━━ Information given

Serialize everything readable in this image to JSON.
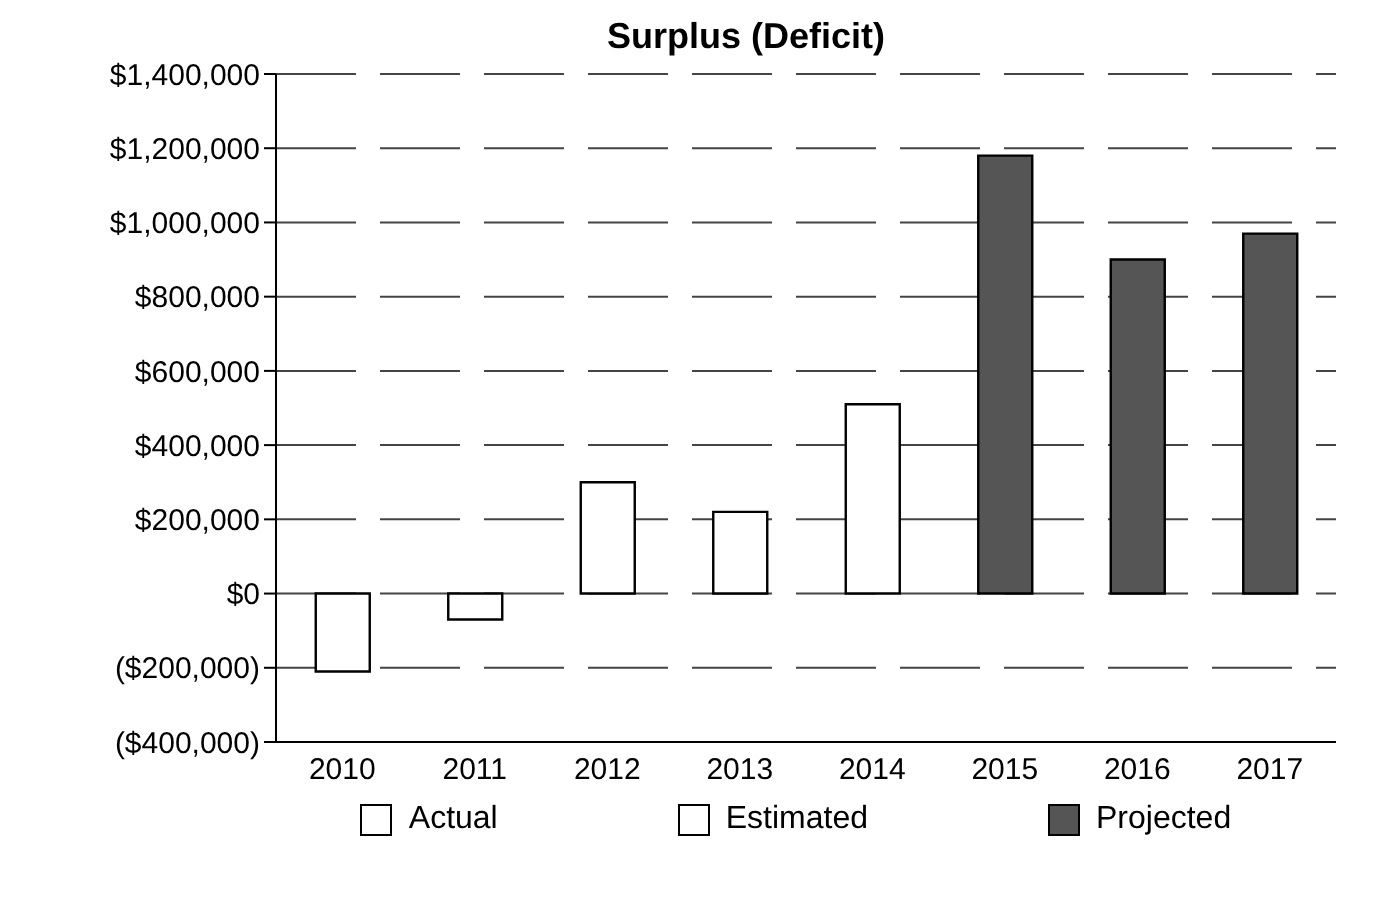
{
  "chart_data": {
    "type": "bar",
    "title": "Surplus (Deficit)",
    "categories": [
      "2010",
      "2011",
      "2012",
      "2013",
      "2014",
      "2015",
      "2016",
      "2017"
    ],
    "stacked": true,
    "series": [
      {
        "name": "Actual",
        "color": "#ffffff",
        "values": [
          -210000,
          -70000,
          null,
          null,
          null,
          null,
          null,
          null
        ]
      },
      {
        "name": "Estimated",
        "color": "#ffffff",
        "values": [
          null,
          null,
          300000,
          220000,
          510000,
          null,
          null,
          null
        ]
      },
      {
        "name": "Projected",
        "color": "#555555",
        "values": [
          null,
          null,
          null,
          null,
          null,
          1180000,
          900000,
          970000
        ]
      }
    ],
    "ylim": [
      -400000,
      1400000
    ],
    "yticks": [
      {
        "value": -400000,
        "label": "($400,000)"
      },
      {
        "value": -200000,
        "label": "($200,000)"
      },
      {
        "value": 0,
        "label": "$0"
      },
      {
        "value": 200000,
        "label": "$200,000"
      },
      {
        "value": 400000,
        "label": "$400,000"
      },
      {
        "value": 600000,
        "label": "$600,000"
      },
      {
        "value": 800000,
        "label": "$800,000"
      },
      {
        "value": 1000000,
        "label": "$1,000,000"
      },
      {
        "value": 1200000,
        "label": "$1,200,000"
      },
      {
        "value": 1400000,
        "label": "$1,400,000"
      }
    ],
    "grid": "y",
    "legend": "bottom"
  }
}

━━━━

• [To be done]: Using the material above, retype each entry exactly and omit the pictures.

• [Problem solution]:
Serialize everything readable in this image to JSON.
{
  "chart_data": {
    "type": "bar",
    "title": "Surplus (Deficit)",
    "categories": [
      "2010",
      "2011",
      "2012",
      "2013",
      "2014",
      "2015",
      "2016",
      "2017"
    ],
    "stacked": true,
    "series": [
      {
        "name": "Actual",
        "color": "#ffffff",
        "values": [
          -210000,
          -70000,
          null,
          null,
          null,
          null,
          null,
          null
        ]
      },
      {
        "name": "Estimated",
        "color": "#ffffff",
        "values": [
          null,
          null,
          300000,
          220000,
          510000,
          null,
          null,
          null
        ]
      },
      {
        "name": "Projected",
        "color": "#555555",
        "values": [
          null,
          null,
          null,
          null,
          null,
          1180000,
          900000,
          970000
        ]
      }
    ],
    "ylim": [
      -400000,
      1400000
    ],
    "yticks": [
      {
        "value": -400000,
        "label": "($400,000)"
      },
      {
        "value": -200000,
        "label": "($200,000)"
      },
      {
        "value": 0,
        "label": "$0"
      },
      {
        "value": 200000,
        "label": "$200,000"
      },
      {
        "value": 400000,
        "label": "$400,000"
      },
      {
        "value": 600000,
        "label": "$600,000"
      },
      {
        "value": 800000,
        "label": "$800,000"
      },
      {
        "value": 1000000,
        "label": "$1,000,000"
      },
      {
        "value": 1200000,
        "label": "$1,200,000"
      },
      {
        "value": 1400000,
        "label": "$1,400,000"
      }
    ],
    "grid": "y",
    "legend": "bottom"
  }
}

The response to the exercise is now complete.